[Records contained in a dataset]
┄┄┄┄┄┄
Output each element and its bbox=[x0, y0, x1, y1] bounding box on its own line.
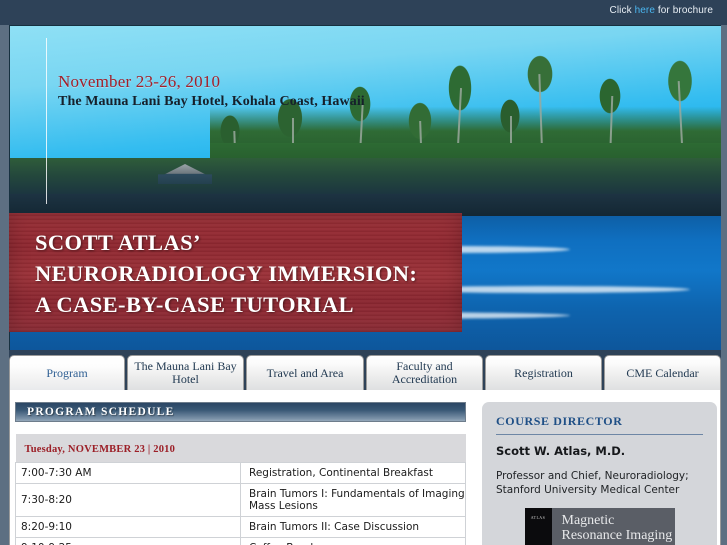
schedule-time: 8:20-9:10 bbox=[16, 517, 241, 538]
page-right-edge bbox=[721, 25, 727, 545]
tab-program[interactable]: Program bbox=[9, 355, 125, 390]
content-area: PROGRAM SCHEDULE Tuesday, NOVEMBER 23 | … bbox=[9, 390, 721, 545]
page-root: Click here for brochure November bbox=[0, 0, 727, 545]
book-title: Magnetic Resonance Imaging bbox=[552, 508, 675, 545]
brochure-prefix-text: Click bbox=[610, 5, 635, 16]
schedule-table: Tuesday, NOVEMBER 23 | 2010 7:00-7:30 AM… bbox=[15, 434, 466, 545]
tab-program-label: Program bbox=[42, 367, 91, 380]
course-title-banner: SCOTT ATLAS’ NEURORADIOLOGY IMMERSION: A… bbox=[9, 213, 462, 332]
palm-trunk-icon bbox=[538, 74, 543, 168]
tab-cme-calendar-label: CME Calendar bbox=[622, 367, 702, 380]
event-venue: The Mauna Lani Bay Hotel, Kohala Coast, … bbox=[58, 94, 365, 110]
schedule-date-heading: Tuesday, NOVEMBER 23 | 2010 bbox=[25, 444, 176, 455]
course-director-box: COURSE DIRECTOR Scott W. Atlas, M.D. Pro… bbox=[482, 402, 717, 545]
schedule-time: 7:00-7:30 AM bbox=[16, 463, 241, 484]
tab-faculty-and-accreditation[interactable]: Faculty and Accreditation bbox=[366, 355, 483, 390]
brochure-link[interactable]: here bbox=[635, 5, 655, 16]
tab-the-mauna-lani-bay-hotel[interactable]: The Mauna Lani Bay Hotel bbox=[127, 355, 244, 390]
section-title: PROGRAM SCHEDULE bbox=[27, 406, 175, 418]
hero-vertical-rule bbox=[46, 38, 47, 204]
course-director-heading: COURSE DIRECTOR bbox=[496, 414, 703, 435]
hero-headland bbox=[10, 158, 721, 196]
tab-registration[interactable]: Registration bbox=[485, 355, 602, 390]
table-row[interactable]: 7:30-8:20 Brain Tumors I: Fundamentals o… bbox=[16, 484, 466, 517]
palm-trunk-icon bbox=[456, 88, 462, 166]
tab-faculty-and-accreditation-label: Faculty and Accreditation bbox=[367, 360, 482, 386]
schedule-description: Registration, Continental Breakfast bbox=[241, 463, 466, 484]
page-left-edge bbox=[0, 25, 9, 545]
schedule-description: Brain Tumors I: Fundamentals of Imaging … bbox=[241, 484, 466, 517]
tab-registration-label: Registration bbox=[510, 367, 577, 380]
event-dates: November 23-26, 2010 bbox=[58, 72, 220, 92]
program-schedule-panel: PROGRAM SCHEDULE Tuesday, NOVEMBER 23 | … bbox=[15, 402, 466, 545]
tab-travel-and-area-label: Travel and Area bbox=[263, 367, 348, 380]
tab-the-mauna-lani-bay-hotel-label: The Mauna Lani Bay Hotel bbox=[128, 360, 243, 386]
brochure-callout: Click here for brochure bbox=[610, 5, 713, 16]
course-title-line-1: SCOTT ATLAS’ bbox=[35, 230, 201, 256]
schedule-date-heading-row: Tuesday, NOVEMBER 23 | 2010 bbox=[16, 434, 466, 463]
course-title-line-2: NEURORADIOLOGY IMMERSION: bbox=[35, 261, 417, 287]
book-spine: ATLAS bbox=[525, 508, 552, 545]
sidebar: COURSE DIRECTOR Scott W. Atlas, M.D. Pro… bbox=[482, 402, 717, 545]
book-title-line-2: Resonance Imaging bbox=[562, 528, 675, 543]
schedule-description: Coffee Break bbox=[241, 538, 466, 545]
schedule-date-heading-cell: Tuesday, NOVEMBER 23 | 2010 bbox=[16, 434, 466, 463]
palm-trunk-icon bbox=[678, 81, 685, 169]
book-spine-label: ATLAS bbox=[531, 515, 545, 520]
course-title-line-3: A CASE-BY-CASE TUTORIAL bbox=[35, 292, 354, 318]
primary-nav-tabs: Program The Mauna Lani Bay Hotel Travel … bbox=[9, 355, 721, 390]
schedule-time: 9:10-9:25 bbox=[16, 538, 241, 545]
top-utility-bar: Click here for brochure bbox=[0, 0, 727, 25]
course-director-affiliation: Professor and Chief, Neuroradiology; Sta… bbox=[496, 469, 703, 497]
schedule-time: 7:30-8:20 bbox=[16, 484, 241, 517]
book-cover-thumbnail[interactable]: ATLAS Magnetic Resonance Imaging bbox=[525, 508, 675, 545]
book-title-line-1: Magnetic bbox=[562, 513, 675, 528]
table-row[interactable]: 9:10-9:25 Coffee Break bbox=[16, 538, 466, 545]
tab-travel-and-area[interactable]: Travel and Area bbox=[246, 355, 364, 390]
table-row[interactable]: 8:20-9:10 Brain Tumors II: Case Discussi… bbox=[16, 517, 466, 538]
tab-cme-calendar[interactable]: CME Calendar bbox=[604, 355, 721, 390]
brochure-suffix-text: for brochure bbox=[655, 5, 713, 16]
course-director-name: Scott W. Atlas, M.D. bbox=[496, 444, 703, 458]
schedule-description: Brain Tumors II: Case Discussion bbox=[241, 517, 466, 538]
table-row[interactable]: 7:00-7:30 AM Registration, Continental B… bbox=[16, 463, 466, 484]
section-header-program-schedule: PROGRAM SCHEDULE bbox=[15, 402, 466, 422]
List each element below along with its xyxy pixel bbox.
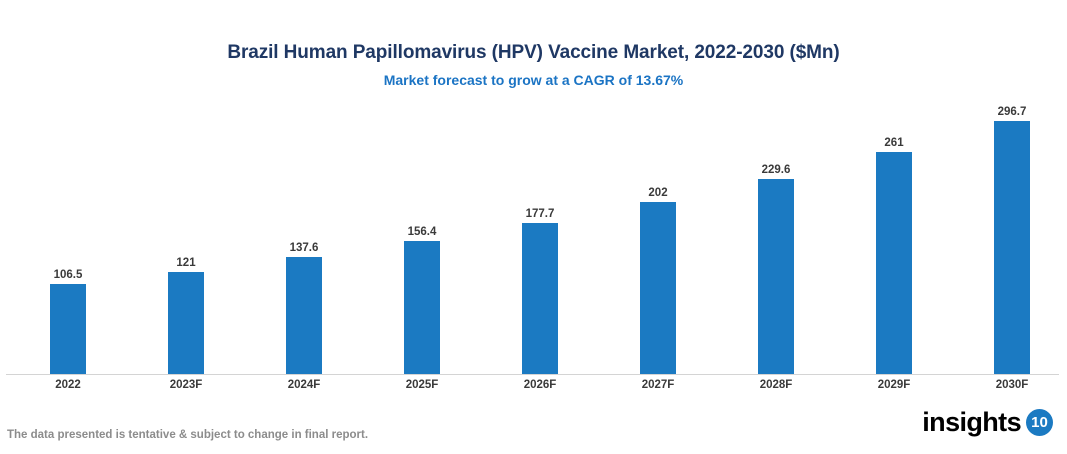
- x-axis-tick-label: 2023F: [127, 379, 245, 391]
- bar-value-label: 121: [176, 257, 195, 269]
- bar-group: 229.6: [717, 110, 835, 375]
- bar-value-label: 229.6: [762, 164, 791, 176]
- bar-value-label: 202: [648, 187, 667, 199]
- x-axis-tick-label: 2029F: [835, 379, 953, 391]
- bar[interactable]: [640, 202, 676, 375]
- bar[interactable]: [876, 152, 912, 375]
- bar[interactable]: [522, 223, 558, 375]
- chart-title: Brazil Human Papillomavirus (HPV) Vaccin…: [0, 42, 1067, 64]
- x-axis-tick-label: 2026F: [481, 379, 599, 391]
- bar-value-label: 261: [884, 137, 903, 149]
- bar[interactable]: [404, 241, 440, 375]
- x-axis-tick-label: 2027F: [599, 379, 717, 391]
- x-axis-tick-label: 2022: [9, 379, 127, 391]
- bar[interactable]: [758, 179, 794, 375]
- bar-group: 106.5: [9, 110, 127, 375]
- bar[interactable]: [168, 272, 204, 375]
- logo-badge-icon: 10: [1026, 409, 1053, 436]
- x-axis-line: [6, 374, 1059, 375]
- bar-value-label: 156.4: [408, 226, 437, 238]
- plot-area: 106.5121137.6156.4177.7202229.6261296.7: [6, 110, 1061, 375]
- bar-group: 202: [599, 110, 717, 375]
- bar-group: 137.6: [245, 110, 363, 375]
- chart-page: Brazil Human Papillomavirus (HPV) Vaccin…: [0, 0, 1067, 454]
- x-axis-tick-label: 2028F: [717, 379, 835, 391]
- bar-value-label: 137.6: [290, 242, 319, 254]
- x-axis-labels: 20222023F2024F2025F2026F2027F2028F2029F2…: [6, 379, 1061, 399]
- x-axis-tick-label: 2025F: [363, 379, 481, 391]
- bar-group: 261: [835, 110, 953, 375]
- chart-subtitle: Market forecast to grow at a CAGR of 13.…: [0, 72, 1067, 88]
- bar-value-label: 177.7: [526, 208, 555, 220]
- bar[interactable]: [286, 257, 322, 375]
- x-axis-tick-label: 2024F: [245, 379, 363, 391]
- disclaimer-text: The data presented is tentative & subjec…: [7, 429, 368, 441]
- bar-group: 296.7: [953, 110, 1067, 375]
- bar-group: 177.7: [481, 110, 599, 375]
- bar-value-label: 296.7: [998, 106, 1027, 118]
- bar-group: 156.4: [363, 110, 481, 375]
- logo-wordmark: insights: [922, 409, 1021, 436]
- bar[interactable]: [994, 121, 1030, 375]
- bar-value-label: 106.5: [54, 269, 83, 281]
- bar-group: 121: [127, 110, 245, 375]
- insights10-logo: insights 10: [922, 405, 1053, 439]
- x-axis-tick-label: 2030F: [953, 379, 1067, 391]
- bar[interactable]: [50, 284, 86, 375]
┄┄┄┄┄┄
_TASK TO COMPLETE_
Among the lines above, find those that contain the word "Vaccin" and copy them.

_EXERCISE SOLUTION_
- chart-title: Brazil Human Papillomavirus (HPV) Vaccin…: [0, 42, 1067, 64]
- chart-page: Brazil Human Papillomavirus (HPV) Vaccin…: [0, 0, 1067, 454]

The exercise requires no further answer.